Exercise aim -
Identify the line with "Output the text content of this document."; copy word for word that line and every one after it, to the end of the listing. Exclude pictures.

┌─ Exercise material

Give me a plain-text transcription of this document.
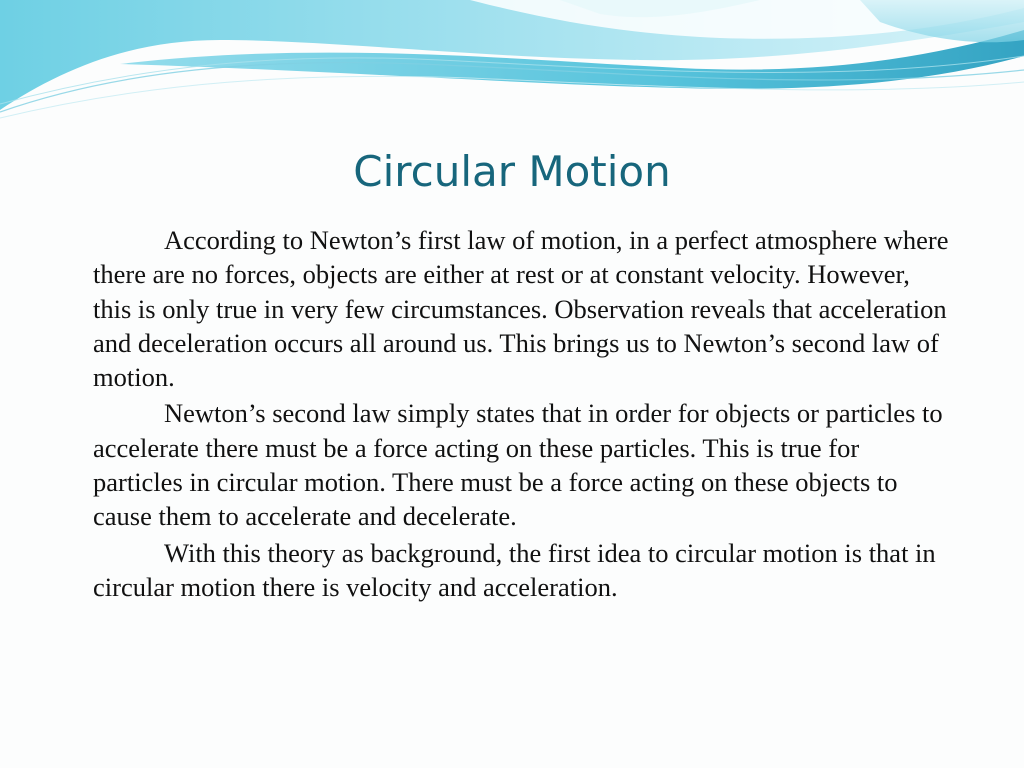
Circular Motion

According to Newton’s first law of motion, in a perfect atmosphere where there are no forces, objects are either at rest or at constant velocity. However, this is only true in very few circumstances. Observation reveals that acceleration and deceleration occurs all around us. This brings us to Newton’s second law of motion.

Newton’s second law simply states that in order for objects or particles to accelerate there must be a force acting on these particles. This is true for particles in circular motion. There must be a force acting on these objects to cause them to accelerate and decelerate.

With this theory as background, the first idea to circular motion is that in circular motion there is velocity and acceleration.
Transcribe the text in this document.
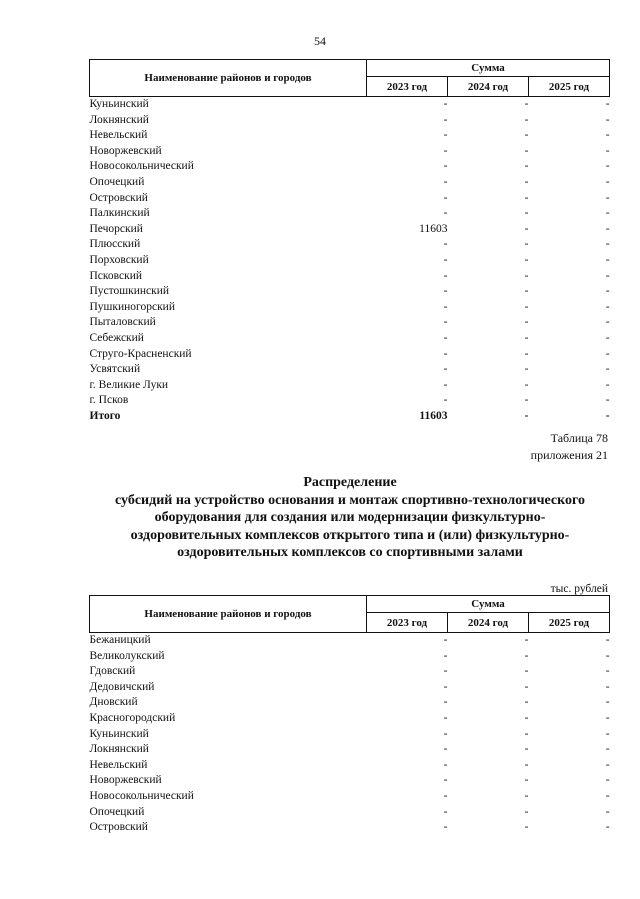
54
Наименование районов и городов	Сумма		
	2023 год	2024 год	2025 год
Куньинский	-	-	-
Локнянский	-	-	-
Невельский	-	-	-
Новоржевский	-	-	-
Новосокольнический	-	-	-
Опочецкий	-	-	-
Островский	-	-	-
Палкинский	-	-	-
Печорский	11603	-	-
Плюсский	-	-	-
Порховский	-	-	-
Псковский	-	-	-
Пустошкинский	-	-	-
Пушкиногорский	-	-	-
Пыталовский	-	-	-
Себежский	-	-	-
Струго-Красненский	-	-	-
Усвятский	-	-	-
г. Великие Луки	-	-	-
г. Псков	-	-	-
Итого	11603	-	-
Таблица 78
приложения 21
Распределение
субсидий на устройство основания и монтаж спортивно-технологического
оборудования для создания или модернизации физкультурно-
оздоровительных комплексов открытого типа и (или) физкультурно-
оздоровительных комплексов со спортивными залами
тыс. рублей
Наименование районов и городов	Сумма		
	2023 год	2024 год	2025 год
Бежаницкий	-	-	-
Великолукский	-	-	-
Гдовский	-	-	-
Дедовичский	-	-	-
Дновский	-	-	-
Красногородский	-	-	-
Куньинский	-	-	-
Локнянский	-	-	-
Невельский	-	-	-
Новоржевский	-	-	-
Новосокольнический	-	-	-
Опочецкий	-	-	-
Островский	-	-	-
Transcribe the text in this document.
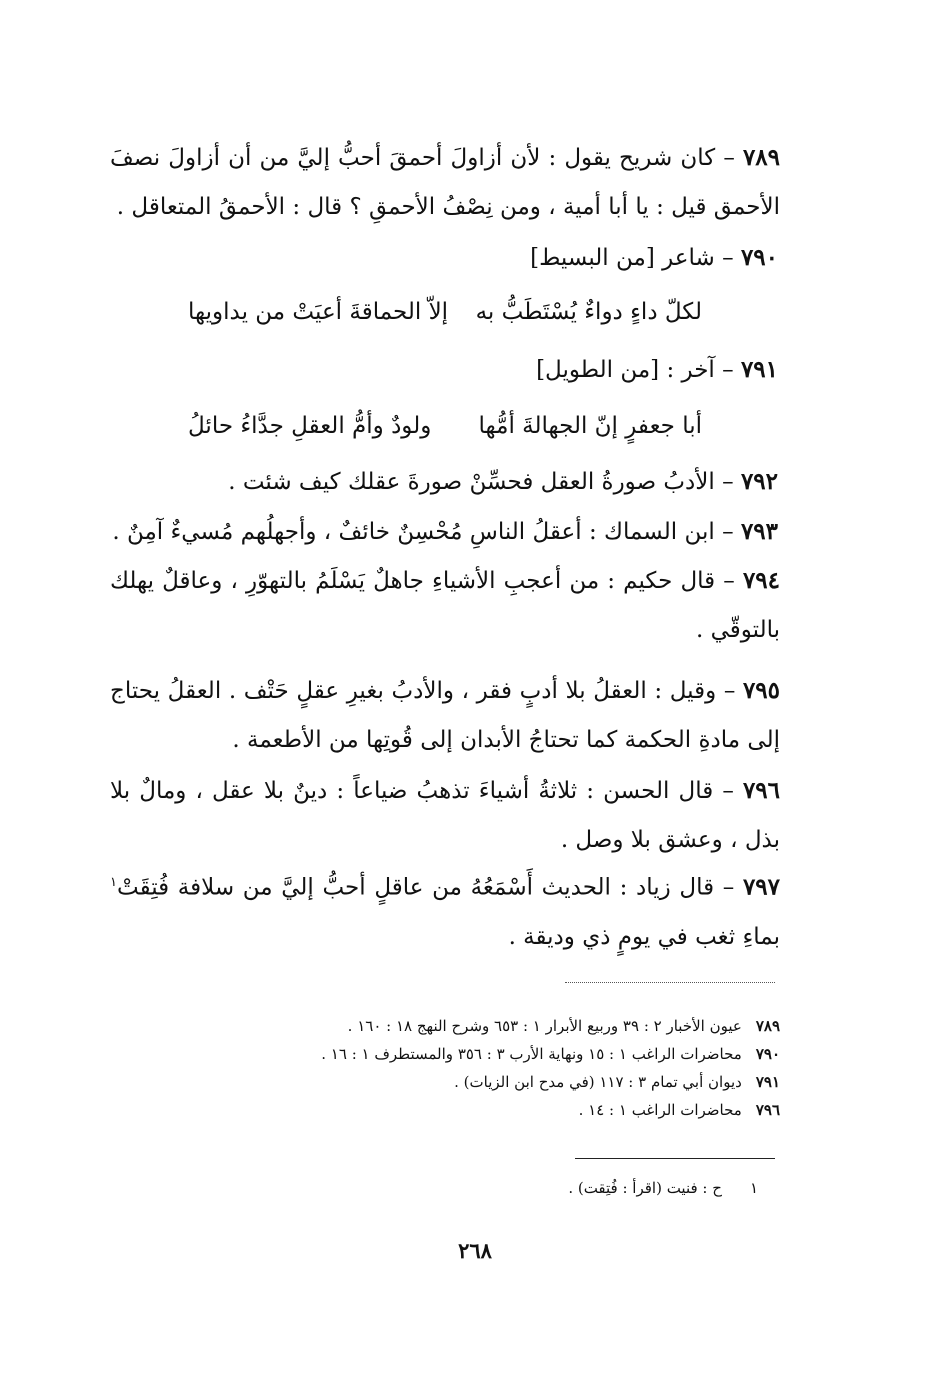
٧٨٩ – كان شريح يقول : لأن أزاولَ أحمقَ أحبُّ إليَّ من أن أزاولَ نصفَ الأحمق قيل : يا أبا أمية ، ومن نِصْفُ الأحمقِ ؟ قال : الأحمقُ المتعاقل .
٧٩٠ – شاعر [من البسيط]
لكلّ داءٍ دواءٌ يُسْتَطَبُّ به
إلاّ الحماقةَ أعيَتْ من يداويها
٧٩١ – آخر : [من الطويل]
أبا جعفرٍ إنّ الجهالةَ أمُّها
ولودٌ وأمُّ العقلِ جدَّاءُ حائلُ
٧٩٢ – الأدبُ صورةُ العقل فحسِّنْ صورةَ عقلك كيف شئت .
٧٩٣ – ابن السماك : أعقلُ الناسِ مُحْسِنٌ خائفٌ ، وأجهلُهم مُسيءٌ آمِنٌ .
٧٩٤ – قال حكيم : من أعجبِ الأشياءِ جاهلٌ يَسْلَمُ بالتهوّرِ ، وعاقلٌ يهلك بالتوقّي .
٧٩٥ – وقيل : العقلُ بلا أدبٍ فقر ، والأدبُ بغيرِ عقلٍ حَتْف . العقلُ يحتاج إلى مادةِ الحكمة كما تحتاجُ الأبدان إلى قُوتِها من الأطعمة .
٧٩٦ – قال الحسن : ثلاثةُ أشياءَ تذهبُ ضياعاً : دينٌ بلا عقل ، ومالٌ بلا بذل ، وعشق بلا وصل .
٧٩٧ – قال زياد : الحديث أَسْمَعُهُ من عاقلٍ أحبُّ إليَّ من سلافة فُتِقَتْ$^١$ بماءِ ثغب في يومٍ ذي وديقة .
٧٨٩عيون الأخبار ٢ : ٣٩ وربيع الأبرار ١ : ٦٥٣ وشرح النهج ١٨ : ١٦٠ .
٧٩٠محاضرات الراغب ١ : ١٥ ونهاية الأرب ٣ : ٣٥٦ والمستطرف ١ : ١٦ .
٧٩١ديوان أبي تمام ٣ : ١١٧ (في مدح ابن الزيات) .
٧٩٦محاضرات الراغب ١ : ١٤ .
١ح : فنيت (اقرأ : فُتِقت) .
٢٦٨
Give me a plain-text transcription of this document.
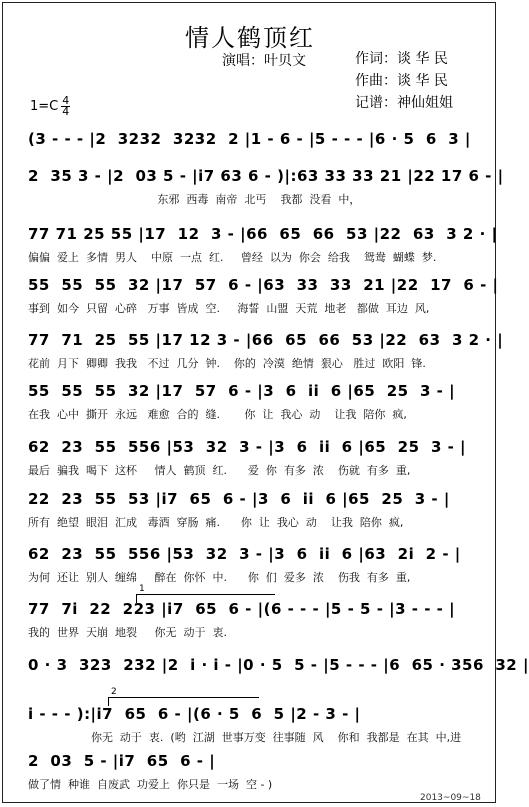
情人鹤顶红
演唱：叶贝文	作词：谈 华 民
作曲：谈 华 民
记谱：神仙姐姐
$1=C \frac{4}{4}$
(3 - - - |2  3232  3232  2 |1 - 6 - |5 - - - |6 · 5  6  3 |
2  35 3 - |2  03 5 - |i7 63 6 - )|:63 33 33 21 |22 17 6 - |
东邪  西毒  南帝  北丐    我都  没看  中，
77 71 25 55 |17  12  3 - |66  65  66  53 |22  63  3 2 · |
偏偏  爱上  多情  男人    中原  一点  红.     曾经  以为  你会  给我    鸳鸯  蝴蝶  梦.
55  55  55  32 |17  57  6 - |63  33  33  21 |22  17  6 - |
事到  如今  只留  心碎   万事  皆成  空.     海誓  山盟  天荒  地老   都做  耳边  风,
77  71  25  55 |17 12 3 - |66  65  66  53 |22  63  3 2 · |
花前  月下  卿卿  我我   不过  几分  钟.    你的  冷漠  绝情  狠心   胜过  欧阳  锋.
55  55  55  32 |17  57  6 - |3  6  ii  6 |65  25  3 - |
在我  心中  撕开  永远   难愈  合的  缝.       你  让  我心  动    让我  陪你  疯,
62  23  55  556 |53  32  3 - |3  6  ii  6 |65  25  3 - |
最后  骗我  喝下  这杯     情人  鹤顶  红.      爱  你  有多  浓    伤就  有多  重,
22  23  55  53 |i7  65  6 - |3  6  ii  6 |65  25  3 - |
所有  绝望  眼泪  汇成   毒酒  穿肠  痛.      你  让  我心  动    让我  陪你  疯,
62  23  55  556 |53  32  3 - |3  6  ii  6 |63  2i  2 - |
为何  还让  别人  缠绵     醉在  你怀  中.      你  们  爱多  浓    伤我  有多  重,
1
77  7i  22  223 |i7  65  6 - |(6 - - - |5 - 5 - |3 - - - |
我的  世界  天崩  地裂     你无  动于  衷.
0 · 3  323  232 |2  i · i - |0 · 5  5 - |5 - - - |6  65 · 356  32 |
2
i - - - ):|i7  65  6 - |(6 · 5  6  5 |2 - 3 - |
你无  动于  衷.  (哟  江湖  世事万变  往事随  风    你和  我都是  在其  中,进
2  03  5 - |i7  65  6 - |
做了情  种谁  自废武  功爱上  你只是  一场  空 - )
2013~09~18
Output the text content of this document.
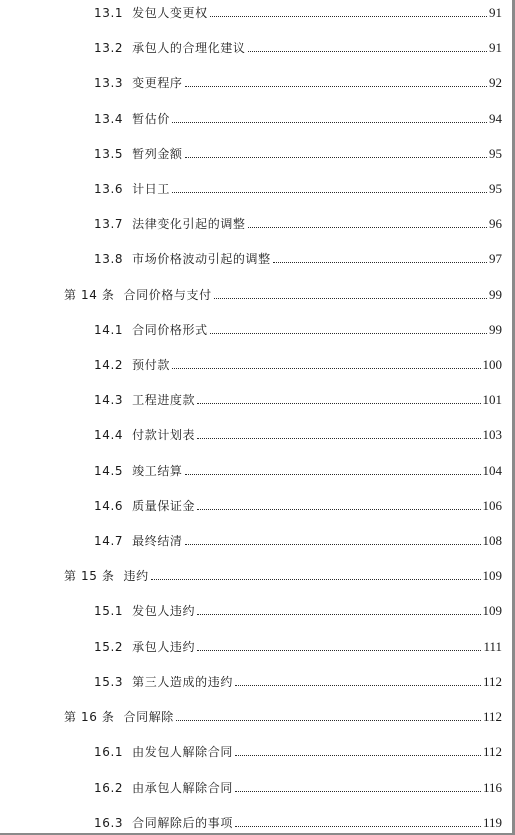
13.1 发包人变更权	91
13.2 承包人的合理化建议	91
13.3 变更程序	92
13.4 暂估价	94
13.5 暂列金额	95
13.6 计日工	95
13.7 法律变化引起的调整	96
13.8 市场价格波动引起的调整	97
第 14 条 合同价格与支付	99
14.1 合同价格形式	99
14.2 预付款	100
14.3 工程进度款	101
14.4 付款计划表	103
14.5 竣工结算	104
14.6 质量保证金	106
14.7 最终结清	108
第 15 条 违约	109
15.1 发包人违约	109
15.2 承包人违约	111
15.3 第三人造成的违约	112
第 16 条 合同解除	112
16.1 由发包人解除合同	112
16.2 由承包人解除合同	116
16.3 合同解除后的事项	119
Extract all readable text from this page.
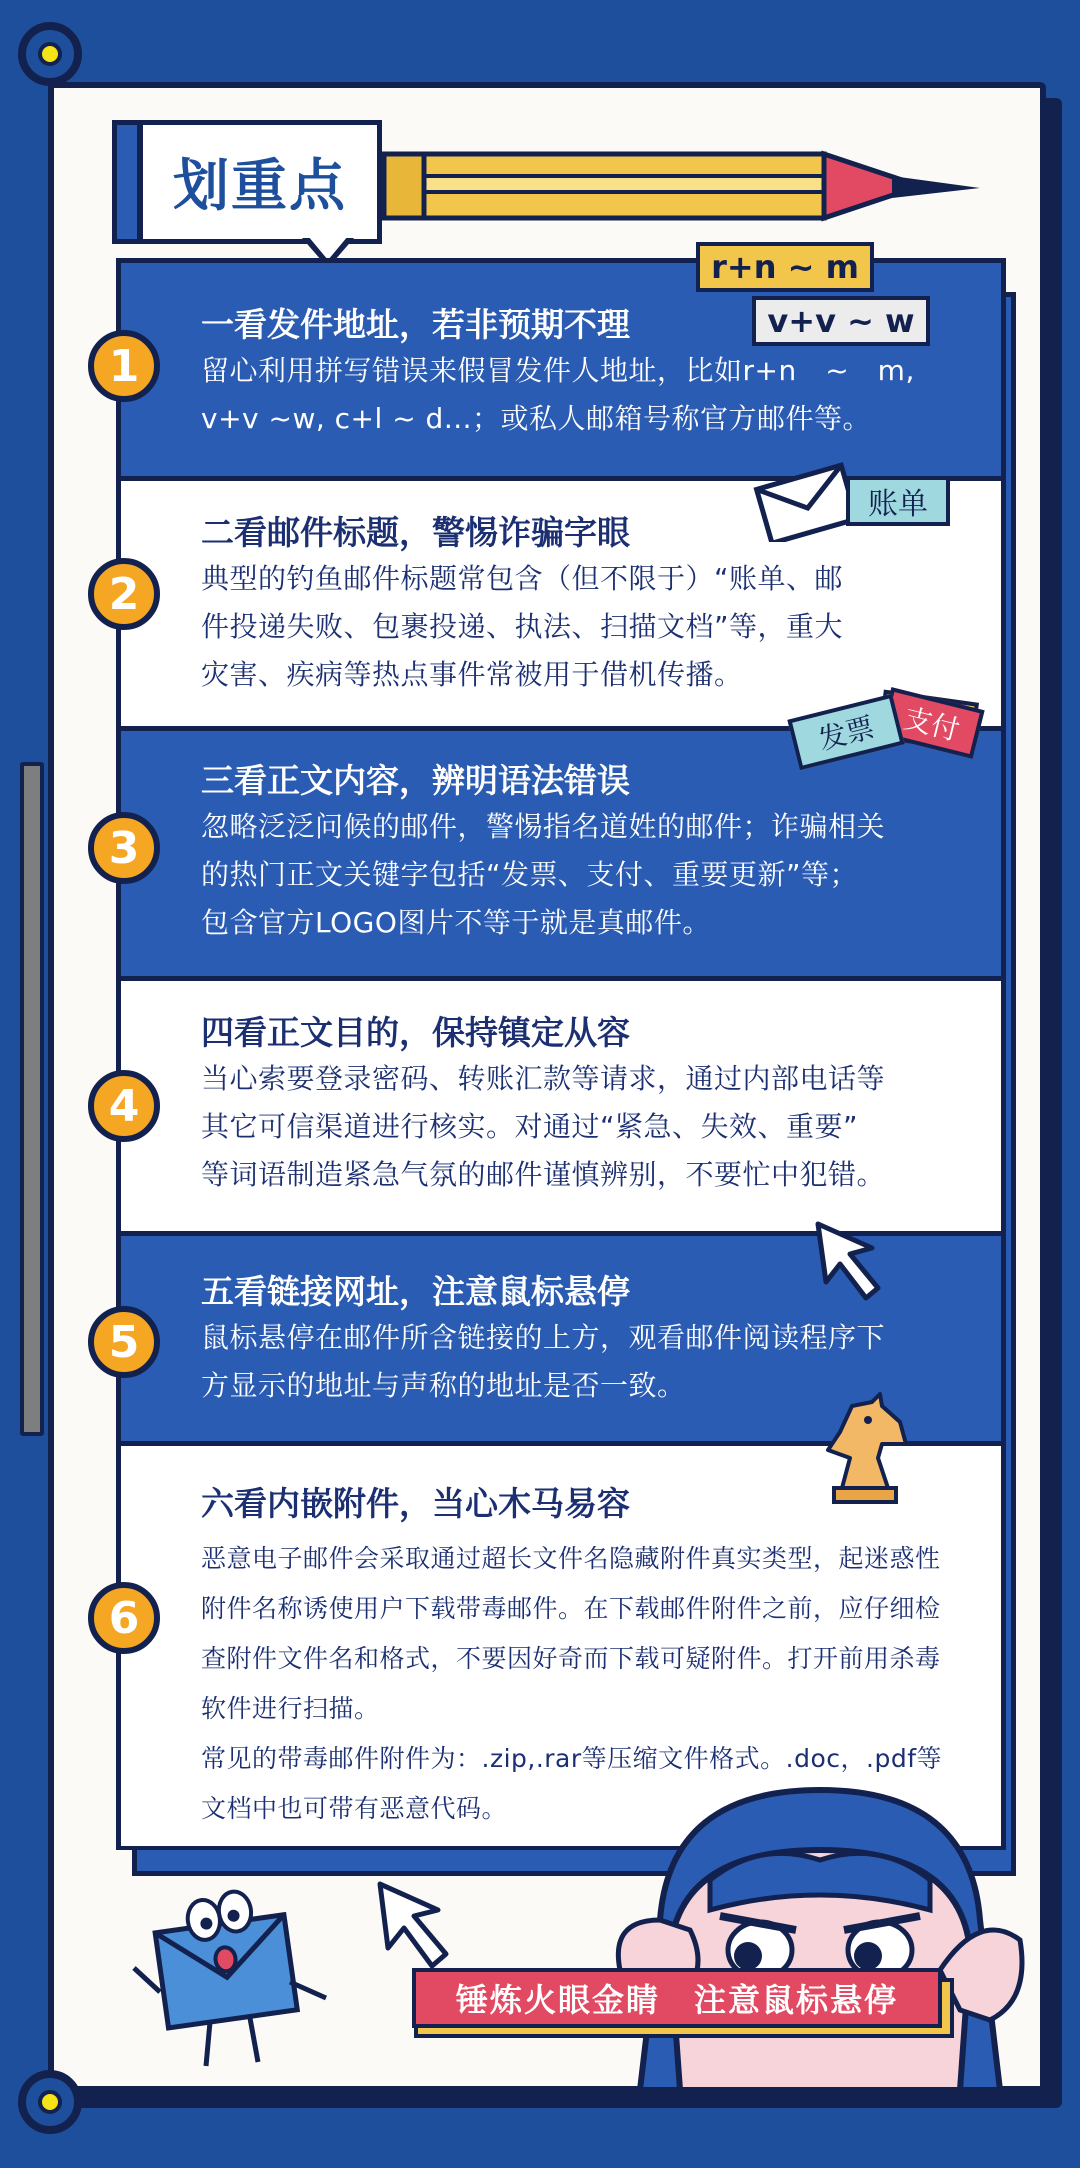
划重点

一看发件地址，若非预期不理

留心利用拼写错误来假冒发件人地址，比如r+n　~　m,

v+v ~w, c+l ~ d...；或私人邮箱号称官方邮件等。

二看邮件标题，警惕诈骗字眼

典型的钓鱼邮件标题常包含（但不限于）“账单、邮

件投递失败、包裹投递、执法、扫描文档”等，重大

灾害、疾病等热点事件常被用于借机传播。

三看正文内容，辨明语法错误

忽略泛泛问候的邮件，警惕指名道姓的邮件；诈骗相关

的热门正文关键字包括“发票、支付、重要更新”等；

包含官方LOGO图片不等于就是真邮件。

四看正文目的，保持镇定从容

当心索要登录密码、转账汇款等请求，通过内部电话等

其它可信渠道进行核实。对通过“紧急、失效、重要”

等词语制造紧急气氛的邮件谨慎辨别，不要忙中犯错。

五看链接网址，注意鼠标悬停

鼠标悬停在邮件所含链接的上方，观看邮件阅读程序下

方显示的地址与声称的地址是否一致。

六看内嵌附件，当心木马易容

恶意电子邮件会采取通过超长文件名隐藏附件真实类型，起迷惑性

附件名称诱使用户下载带毒邮件。在下载邮件附件之前，应仔细检

查附件文件名和格式，不要因好奇而下载可疑附件。打开前用杀毒

软件进行扫描。

常见的带毒邮件附件为：.zip,.rar等压缩文件格式。.doc，.pdf等

文档中也可带有恶意代码。

1
2
3
4
5
6
r+n ~ m
v+v ~ w
账单
支付
发票
锤炼火眼金睛　注意鼠标悬停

└─

Output of the exercise -
Output the text content of this document.
13.1 发包人变更权	91
13.2 承包人的合理化建议	91
13.3 变更程序	92
13.4 暂估价	94
13.5 暂列金额	95
13.6 计日工	95
13.7 法律变化引起的调整	96
13.8 市场价格波动引起的调整	97
第 14 条 合同价格与支付	99
14.1 合同价格形式	99
14.2 预付款	100
14.3 工程进度款	101
14.4 付款计划表	103
14.5 竣工结算	104
14.6 质量保证金	106
14.7 最终结清	108
第 15 条 违约	109
15.1 发包人违约	109
15.2 承包人违约	111
15.3 第三人造成的违约	112
第 16 条 合同解除	112
16.1 由发包人解除合同	112
16.2 由承包人解除合同	116
16.3 合同解除后的事项	119
Extract all readable text from this page.
划重点

一看发件地址，若非预期不理

留心利用拼写错误来假冒发件人地址，比如r+n　~　m,

v+v ~w, c+l ~ d...；或私人邮箱号称官方邮件等。

二看邮件标题，警惕诈骗字眼

典型的钓鱼邮件标题常包含（但不限于）“账单、邮

件投递失败、包裹投递、执法、扫描文档”等，重大

灾害、疾病等热点事件常被用于借机传播。

三看正文内容，辨明语法错误

忽略泛泛问候的邮件，警惕指名道姓的邮件；诈骗相关

的热门正文关键字包括“发票、支付、重要更新”等；

包含官方LOGO图片不等于就是真邮件。

四看正文目的，保持镇定从容

当心索要登录密码、转账汇款等请求，通过内部电话等

其它可信渠道进行核实。对通过“紧急、失效、重要”

等词语制造紧急气氛的邮件谨慎辨别，不要忙中犯错。

五看链接网址，注意鼠标悬停

鼠标悬停在邮件所含链接的上方，观看邮件阅读程序下

方显示的地址与声称的地址是否一致。

六看内嵌附件，当心木马易容

恶意电子邮件会采取通过超长文件名隐藏附件真实类型，起迷惑性

附件名称诱使用户下载带毒邮件。在下载邮件附件之前，应仔细检

查附件文件名和格式，不要因好奇而下载可疑附件。打开前用杀毒

软件进行扫描。

常见的带毒邮件附件为：.zip,.rar等压缩文件格式。.doc，.pdf等

文档中也可带有恶意代码。

1
2
3
4
5
6
r+n ~ m
v+v ~ w
账单
支付
发票
锤炼火眼金睛　注意鼠标悬停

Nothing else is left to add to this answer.